__Your task__
Render the material below as a Markdown table with the columns Row and Line, giving each non-blank line its own numbered row and leaving out the pictures.

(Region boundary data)
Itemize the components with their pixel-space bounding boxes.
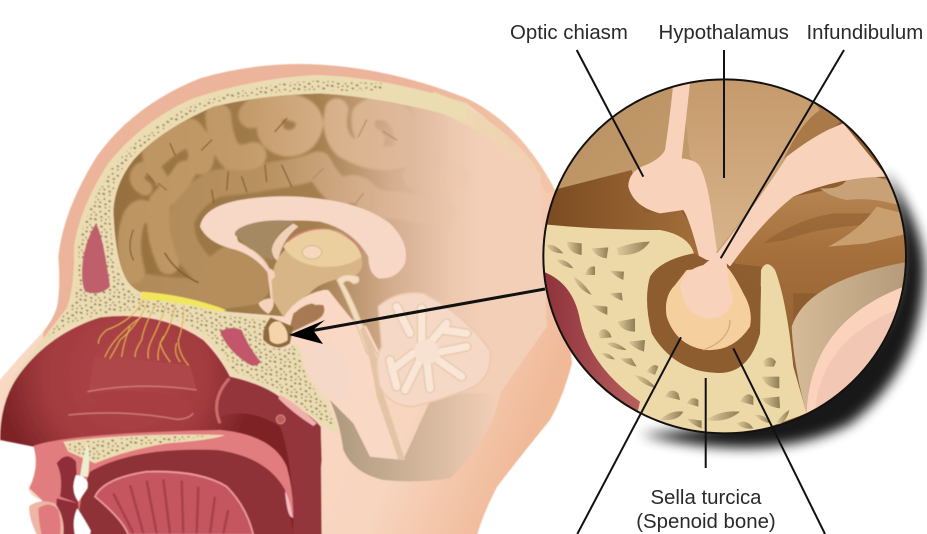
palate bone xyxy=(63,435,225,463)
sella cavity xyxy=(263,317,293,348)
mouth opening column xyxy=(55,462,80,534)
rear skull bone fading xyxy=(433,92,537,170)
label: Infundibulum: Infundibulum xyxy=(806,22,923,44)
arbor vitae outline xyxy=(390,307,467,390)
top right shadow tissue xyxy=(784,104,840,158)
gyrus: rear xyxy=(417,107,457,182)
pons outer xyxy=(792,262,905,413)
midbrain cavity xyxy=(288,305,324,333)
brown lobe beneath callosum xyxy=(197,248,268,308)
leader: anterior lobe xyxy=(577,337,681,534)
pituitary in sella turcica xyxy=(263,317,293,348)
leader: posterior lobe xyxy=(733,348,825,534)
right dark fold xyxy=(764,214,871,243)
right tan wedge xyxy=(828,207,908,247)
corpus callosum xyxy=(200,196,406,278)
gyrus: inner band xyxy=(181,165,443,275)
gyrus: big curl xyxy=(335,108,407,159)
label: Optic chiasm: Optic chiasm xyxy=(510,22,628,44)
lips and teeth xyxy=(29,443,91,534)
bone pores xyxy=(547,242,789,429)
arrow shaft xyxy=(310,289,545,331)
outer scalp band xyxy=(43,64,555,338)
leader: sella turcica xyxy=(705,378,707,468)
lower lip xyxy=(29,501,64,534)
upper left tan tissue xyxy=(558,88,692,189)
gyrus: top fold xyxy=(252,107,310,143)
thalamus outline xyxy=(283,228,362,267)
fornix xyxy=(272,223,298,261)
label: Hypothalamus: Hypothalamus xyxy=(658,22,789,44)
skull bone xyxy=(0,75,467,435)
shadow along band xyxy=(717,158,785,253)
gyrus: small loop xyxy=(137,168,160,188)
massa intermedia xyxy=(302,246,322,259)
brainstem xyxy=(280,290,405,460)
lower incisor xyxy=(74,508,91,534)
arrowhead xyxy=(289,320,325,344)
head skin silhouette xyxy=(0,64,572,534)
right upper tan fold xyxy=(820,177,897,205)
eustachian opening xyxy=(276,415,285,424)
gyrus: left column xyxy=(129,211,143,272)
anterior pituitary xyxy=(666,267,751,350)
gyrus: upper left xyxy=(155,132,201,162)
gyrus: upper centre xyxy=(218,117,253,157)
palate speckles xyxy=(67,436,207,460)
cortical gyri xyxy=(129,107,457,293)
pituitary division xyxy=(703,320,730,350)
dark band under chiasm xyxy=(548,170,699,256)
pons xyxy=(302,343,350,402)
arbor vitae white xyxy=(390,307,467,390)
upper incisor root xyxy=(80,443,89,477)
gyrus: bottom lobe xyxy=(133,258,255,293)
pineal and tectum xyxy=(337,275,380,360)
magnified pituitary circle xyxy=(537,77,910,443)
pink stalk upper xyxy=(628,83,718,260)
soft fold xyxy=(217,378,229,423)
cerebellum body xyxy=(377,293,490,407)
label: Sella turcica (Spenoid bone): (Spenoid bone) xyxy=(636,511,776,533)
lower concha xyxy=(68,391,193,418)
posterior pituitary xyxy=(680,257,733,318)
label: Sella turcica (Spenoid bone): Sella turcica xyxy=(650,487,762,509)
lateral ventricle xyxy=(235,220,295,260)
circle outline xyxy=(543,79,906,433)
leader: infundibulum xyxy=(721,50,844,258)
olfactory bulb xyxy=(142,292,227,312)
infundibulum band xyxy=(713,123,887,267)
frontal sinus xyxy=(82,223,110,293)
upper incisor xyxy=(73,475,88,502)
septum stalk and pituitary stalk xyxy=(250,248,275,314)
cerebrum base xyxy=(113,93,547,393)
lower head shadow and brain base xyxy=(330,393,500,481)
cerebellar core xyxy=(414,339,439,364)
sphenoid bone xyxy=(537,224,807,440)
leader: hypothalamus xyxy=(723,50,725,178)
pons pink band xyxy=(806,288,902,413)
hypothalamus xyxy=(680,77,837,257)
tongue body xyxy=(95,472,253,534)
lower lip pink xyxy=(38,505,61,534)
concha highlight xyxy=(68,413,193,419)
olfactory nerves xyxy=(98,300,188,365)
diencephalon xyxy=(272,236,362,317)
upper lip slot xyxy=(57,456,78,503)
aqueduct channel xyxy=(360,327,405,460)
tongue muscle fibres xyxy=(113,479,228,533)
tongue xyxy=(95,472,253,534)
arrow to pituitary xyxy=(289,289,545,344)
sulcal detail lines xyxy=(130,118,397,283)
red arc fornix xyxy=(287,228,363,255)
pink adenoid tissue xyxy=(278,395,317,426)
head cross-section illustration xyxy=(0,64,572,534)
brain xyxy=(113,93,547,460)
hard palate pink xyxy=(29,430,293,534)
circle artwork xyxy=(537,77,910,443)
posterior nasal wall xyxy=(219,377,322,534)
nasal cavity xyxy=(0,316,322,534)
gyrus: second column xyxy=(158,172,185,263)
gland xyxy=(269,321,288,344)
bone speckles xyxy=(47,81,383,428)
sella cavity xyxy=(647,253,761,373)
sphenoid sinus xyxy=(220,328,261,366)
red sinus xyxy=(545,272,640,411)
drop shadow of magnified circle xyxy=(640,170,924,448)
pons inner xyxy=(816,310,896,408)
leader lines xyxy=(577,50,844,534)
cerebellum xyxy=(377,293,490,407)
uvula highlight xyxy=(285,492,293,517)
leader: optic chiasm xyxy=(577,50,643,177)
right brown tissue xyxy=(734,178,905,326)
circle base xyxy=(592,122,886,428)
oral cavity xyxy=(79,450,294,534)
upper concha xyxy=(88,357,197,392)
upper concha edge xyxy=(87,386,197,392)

__Result of this task__
| Row | Line |
|---|---|
| 1 | Itemize the components with their pixel-space bounding boxes. |
| 2 | palate bone xyxy=(63,435,225,463) |
| 3 | sella cavity xyxy=(263,317,293,348) |
| 4 | mouth opening column xyxy=(55,462,80,534) |
| 5 | rear skull bone fading xyxy=(433,92,537,170) |
| 6 | label: Infundibulum: Infundibulum xyxy=(806,22,923,44) |
| 7 | arbor vitae outline xyxy=(390,307,467,390) |
| 8 | top right shadow tissue xyxy=(784,104,840,158) |
| 9 | gyrus: rear xyxy=(417,107,457,182) |
| 10 | pons outer xyxy=(792,262,905,413) |
| 11 | midbrain cavity xyxy=(288,305,324,333) |
| 12 | brown lobe beneath callosum xyxy=(197,248,268,308) |
| 13 | leader: anterior lobe xyxy=(577,337,681,534) |
| 14 | pituitary in sella turcica xyxy=(263,317,293,348) |
| 15 | leader: posterior lobe xyxy=(733,348,825,534) |
| 16 | right dark fold xyxy=(764,214,871,243) |
| 17 | right tan wedge xyxy=(828,207,908,247) |
| 18 | corpus callosum xyxy=(200,196,406,278) |
| 19 | gyrus: inner band xyxy=(181,165,443,275) |
| 20 | gyrus: big curl xyxy=(335,108,407,159) |
| 21 | label: Optic chiasm: Optic chiasm xyxy=(510,22,628,44) |
| 22 | lips and teeth xyxy=(29,443,91,534) |
| 23 | bone pores xyxy=(547,242,789,429) |
| 24 | arrow shaft xyxy=(310,289,545,331) |
| 25 | outer scalp band xyxy=(43,64,555,338) |
| 26 | leader: sella turcica xyxy=(705,378,707,468) |
| 27 | lower lip xyxy=(29,501,64,534) |
| 28 | upper left tan tissue xyxy=(558,88,692,189) |
| 29 | gyrus: top fold xyxy=(252,107,310,143) |
| 30 | thalamus outline xyxy=(283,228,362,267) |
| 31 | fornix xyxy=(272,223,298,261) |
| 32 | label: Hypothalamus: Hypothalamus xyxy=(658,22,789,44) |
| 33 | skull bone xyxy=(0,75,467,435) |
| 34 | shadow along band xyxy=(717,158,785,253) |
| 35 | gyrus: small loop xyxy=(137,168,160,188) |
| 36 | massa intermedia xyxy=(302,246,322,259) |
| 37 | brainstem xyxy=(280,290,405,460) |
| 38 | lower incisor xyxy=(74,508,91,534) |
| 39 | arrowhead xyxy=(289,320,325,344) |
| 40 | head skin silhouette xyxy=(0,64,572,534) |
| 41 | right upper tan fold xyxy=(820,177,897,205) |
| 42 | eustachian opening xyxy=(276,415,285,424) |
| 43 | gyrus: left column xyxy=(129,211,143,272) |
| 44 | anterior pituitary xyxy=(666,267,751,350) |
| 45 | gyrus: upper left xyxy=(155,132,201,162) |
| 46 | gyrus: upper centre xyxy=(218,117,253,157) |
| 47 | palate speckles xyxy=(67,436,207,460) |
| 48 | cortical gyri xyxy=(129,107,457,293) |
| 49 | pituitary division xyxy=(703,320,730,350) |
| 50 | dark band under chiasm xyxy=(548,170,699,256) |
| 51 | pons xyxy=(302,343,350,402) |
| 52 | arbor vitae white xyxy=(390,307,467,390) |
| 53 | upper incisor root xyxy=(80,443,89,477) |
| 54 | gyrus: bottom lobe xyxy=(133,258,255,293) |
| 55 | pineal and tectum xyxy=(337,275,380,360) |
| 56 | magnified pituitary circle xyxy=(537,77,910,443) |
| 57 | pink stalk upper xyxy=(628,83,718,260) |
| 58 | soft fold xyxy=(217,378,229,423) |
| 59 | cerebellum body xyxy=(377,293,490,407) |
| 60 | label: Sella turcica (Spenoid bone): (Spenoid bone) xyxy=(636,511,776,533) |
| 61 | lower concha xyxy=(68,391,193,418) |
| 62 | posterior pituitary xyxy=(680,257,733,318) |
| 63 | label: Sella turcica (Spenoid bone): Sella turcica xyxy=(650,487,762,509) |
| 64 | lateral ventricle xyxy=(235,220,295,260) |
| 65 | circle outline xyxy=(543,79,906,433) |
| 66 | leader: infundibulum xyxy=(721,50,844,258) |
| 67 | olfactory bulb xyxy=(142,292,227,312) |
| 68 | infundibulum band xyxy=(713,123,887,267) |
| 69 | frontal sinus xyxy=(82,223,110,293) |
| 70 | upper incisor xyxy=(73,475,88,502) |
| 71 | septum stalk and pituitary stalk xyxy=(250,248,275,314) |
| 72 | cerebrum base xyxy=(113,93,547,393) |
| 73 | lower head shadow and brain base xyxy=(330,393,500,481) |
| 74 | cerebellar core xyxy=(414,339,439,364) |
| 75 | sphenoid bone xyxy=(537,224,807,440) |
| 76 | leader: hypothalamus xyxy=(723,50,725,178) |
| 77 | pons pink band xyxy=(806,288,902,413) |
| 78 | hypothalamus xyxy=(680,77,837,257) |
| 79 | tongue body xyxy=(95,472,253,534) |
| 80 | lower lip pink xyxy=(38,505,61,534) |
| 81 | concha highlight xyxy=(68,413,193,419) |
| 82 | olfactory nerves xyxy=(98,300,188,365) |
| 83 | diencephalon xyxy=(272,236,362,317) |
| 84 | upper lip slot xyxy=(57,456,78,503) |
| 85 | aqueduct channel xyxy=(360,327,405,460) |
| 86 | tongue muscle fibres xyxy=(113,479,228,533) |
| 87 | tongue xyxy=(95,472,253,534) |
| 88 | arrow to pituitary xyxy=(289,289,545,344) |
| 89 | sulcal detail lines xyxy=(130,118,397,283) |
| 90 | red arc fornix xyxy=(287,228,363,255) |
| 91 | pink adenoid tissue xyxy=(278,395,317,426) |
| 92 | head cross-section illustration xyxy=(0,64,572,534) |
| 93 | brain xyxy=(113,93,547,460) |
| 94 | hard palate pink xyxy=(29,430,293,534) |
| 95 | circle artwork xyxy=(537,77,910,443) |
| 96 | posterior nasal wall xyxy=(219,377,322,534) |
| 97 | nasal cavity xyxy=(0,316,322,534) |
| 98 | gyrus: second column xyxy=(158,172,185,263) |
| 99 | gland xyxy=(269,321,288,344) |
| 100 | bone speckles xyxy=(47,81,383,428) |
| 101 | sella cavity xyxy=(647,253,761,373) |
| 102 | sphenoid sinus xyxy=(220,328,261,366) |
| 103 | red sinus xyxy=(545,272,640,411) |
| 104 | drop shadow of magnified circle xyxy=(640,170,924,448) |
| 105 | pons inner xyxy=(816,310,896,408) |
| 106 | leader lines xyxy=(577,50,844,534) |
| 107 | cerebellum xyxy=(377,293,490,407) |
| 108 | uvula highlight xyxy=(285,492,293,517) |
| 109 | leader: optic chiasm xyxy=(577,50,643,177) |
| 110 | right brown tissue xyxy=(734,178,905,326) |
| 111 | circle base xyxy=(592,122,886,428) |
| 112 | oral cavity xyxy=(79,450,294,534) |
| 113 | upper concha xyxy=(88,357,197,392) |
| 114 | upper concha edge xyxy=(87,386,197,392) |